TASKS TO CARRY OUT:
(a) In the article on provider networks for Federal Health Programs, what is the approach of leveraging existing proprietary commercial provider networks called?
(b) Reproduce verbatim the passage of the article on provider networks for Federal Health Programs that opens with the words containing "By Helen Roberts-Niemi, Manager" and closes with "appeals, payments, etc.".

PROVIDED TEXT:
By Helen Roberts-Niemi, Manager Provider Relations Karna WTC HPS and co-author Scott VandeSand, Senior Director Karna WTC HPS
There are several unique challenges that occur when building / maintaining an adequate provider network for Federal Health Programs (FHPs). We first run into legislative mandates, such as regulated reimbursement and administrative requirements. With FHPs we usually cannot negotiate rates or language, as providers are accustomed to doing with Commercial Plans. Secondly, Providers sometimes mistakenly equate FHPs with other large payors with whom they have experienced bureaucratic “slowdowns” such as approvals, appeals, payments, etc.
Often FHPs have their administrative contractors build a custom single-purpose network for the FHP. The advantage to this approach is that the provider network complies with the FHP mandates by design. The disadvantages of this approach are that it is expensive, labor intensive, prone to access gaps and often these single purpose provider networks’ contracts are on “proprietary paper”, so they are owned by a contractor, and not the FHP. This is a problem if the FHP wants or needs to change contractors. They would have to have a new contractor rebuild a provider network from scratch.
Other FHPs leverage existing proprietary commercial provider networks, a solution termed “rented network”. While commercial networks are often bigger and better maintained, they most likely do not comply with the FHP mandates or desired rates. Some FHPs modify these rented networks using FHP specific riders or amendments/addendums which add FHP language and rates. This “modified-rented network” approach promotes compliance and is a good option where the FHP has a large enrollment. Providers are more likely to accept changes to their commercial agreements for increased patient volume. However, an FHP with smaller enrollment will not have the negotiating power of larger FHPs and thus may find providers unwilling to accept these amendments/addendums. In both the rented and modified-rented network solutions, the provider network is still proprietary and controlled by the commercial contactor/vendor. Therefore, both solutions again create barriers if the FHP wants to change contractors/vendors.

Document structure recognition data:
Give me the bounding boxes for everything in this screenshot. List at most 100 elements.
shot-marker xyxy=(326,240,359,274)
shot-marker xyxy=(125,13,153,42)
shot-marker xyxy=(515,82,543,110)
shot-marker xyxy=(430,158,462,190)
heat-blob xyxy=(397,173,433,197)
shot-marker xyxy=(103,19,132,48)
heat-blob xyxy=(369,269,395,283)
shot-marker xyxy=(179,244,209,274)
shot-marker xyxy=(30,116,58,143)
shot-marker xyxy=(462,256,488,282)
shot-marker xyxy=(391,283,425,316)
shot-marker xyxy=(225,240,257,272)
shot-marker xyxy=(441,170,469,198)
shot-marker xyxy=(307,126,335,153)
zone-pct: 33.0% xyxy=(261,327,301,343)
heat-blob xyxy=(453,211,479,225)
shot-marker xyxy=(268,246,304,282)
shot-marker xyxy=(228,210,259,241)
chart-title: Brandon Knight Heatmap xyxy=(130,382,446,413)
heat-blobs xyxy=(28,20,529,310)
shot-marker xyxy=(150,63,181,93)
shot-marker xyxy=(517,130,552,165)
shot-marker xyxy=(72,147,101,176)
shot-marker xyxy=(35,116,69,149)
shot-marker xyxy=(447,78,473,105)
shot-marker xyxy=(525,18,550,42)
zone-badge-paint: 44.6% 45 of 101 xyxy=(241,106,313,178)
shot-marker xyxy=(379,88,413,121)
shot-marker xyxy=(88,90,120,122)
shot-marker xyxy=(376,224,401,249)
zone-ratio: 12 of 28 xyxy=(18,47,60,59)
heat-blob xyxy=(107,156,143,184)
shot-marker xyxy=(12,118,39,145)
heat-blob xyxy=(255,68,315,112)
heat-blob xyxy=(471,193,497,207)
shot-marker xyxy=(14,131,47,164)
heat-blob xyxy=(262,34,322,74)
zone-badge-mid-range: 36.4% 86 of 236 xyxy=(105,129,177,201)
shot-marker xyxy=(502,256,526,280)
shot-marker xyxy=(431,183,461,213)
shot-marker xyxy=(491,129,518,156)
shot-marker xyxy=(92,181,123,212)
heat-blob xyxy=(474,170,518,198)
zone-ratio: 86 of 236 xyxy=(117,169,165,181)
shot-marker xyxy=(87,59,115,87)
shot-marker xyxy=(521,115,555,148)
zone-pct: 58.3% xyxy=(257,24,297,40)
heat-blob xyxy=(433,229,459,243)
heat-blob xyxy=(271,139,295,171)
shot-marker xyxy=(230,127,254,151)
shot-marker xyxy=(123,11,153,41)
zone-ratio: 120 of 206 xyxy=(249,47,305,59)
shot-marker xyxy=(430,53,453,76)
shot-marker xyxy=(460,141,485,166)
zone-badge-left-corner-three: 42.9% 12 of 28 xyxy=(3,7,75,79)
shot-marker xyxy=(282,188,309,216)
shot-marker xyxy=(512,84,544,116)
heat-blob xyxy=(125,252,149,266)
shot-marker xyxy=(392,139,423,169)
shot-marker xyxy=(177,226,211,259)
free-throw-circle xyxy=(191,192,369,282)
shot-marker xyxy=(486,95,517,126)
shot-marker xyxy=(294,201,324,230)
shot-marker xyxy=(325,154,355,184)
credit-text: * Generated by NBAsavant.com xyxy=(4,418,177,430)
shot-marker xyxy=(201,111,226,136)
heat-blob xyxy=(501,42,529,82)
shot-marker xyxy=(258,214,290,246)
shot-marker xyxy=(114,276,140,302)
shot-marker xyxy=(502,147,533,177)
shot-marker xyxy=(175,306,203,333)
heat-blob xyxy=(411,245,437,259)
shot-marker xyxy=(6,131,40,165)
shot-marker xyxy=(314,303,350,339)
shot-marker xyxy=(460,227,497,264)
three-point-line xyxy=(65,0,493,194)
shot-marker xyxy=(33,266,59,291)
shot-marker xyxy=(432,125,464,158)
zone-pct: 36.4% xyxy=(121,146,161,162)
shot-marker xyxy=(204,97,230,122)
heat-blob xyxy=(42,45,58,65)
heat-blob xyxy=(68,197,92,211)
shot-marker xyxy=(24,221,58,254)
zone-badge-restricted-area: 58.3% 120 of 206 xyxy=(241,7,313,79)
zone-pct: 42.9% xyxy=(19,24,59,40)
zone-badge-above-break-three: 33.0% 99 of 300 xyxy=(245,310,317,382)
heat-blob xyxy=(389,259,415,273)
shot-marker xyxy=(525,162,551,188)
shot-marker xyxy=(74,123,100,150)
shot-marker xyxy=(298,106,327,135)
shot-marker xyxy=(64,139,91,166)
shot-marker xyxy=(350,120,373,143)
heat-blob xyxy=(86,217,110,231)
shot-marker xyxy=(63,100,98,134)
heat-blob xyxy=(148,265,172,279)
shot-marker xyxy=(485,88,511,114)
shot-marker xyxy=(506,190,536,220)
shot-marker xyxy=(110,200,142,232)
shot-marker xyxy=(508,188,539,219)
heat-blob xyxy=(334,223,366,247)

PROBLEM SOLUTIONS:
(a) It is called a "rented network."

(b)
By Helen Roberts-Niemi, Manager Provider Relations Karna WTC HPS and co-author Scott VandeSand, Senior Director Karna WTC HPS
There are several unique challenges that occur when building / maintaining an adequate provider network for Federal Health Programs (FHPs). We first run into legislative mandates, such as regulated reimbursement and administrative requirements. With FHPs we usually cannot negotiate rates or language, as providers are accustomed to doing with Commercial Plans. Secondly, Providers sometimes mistakenly equate FHPs with other large payors with whom they have experienced bureaucratic “slowdowns” such as approvals, appeals, payments, etc.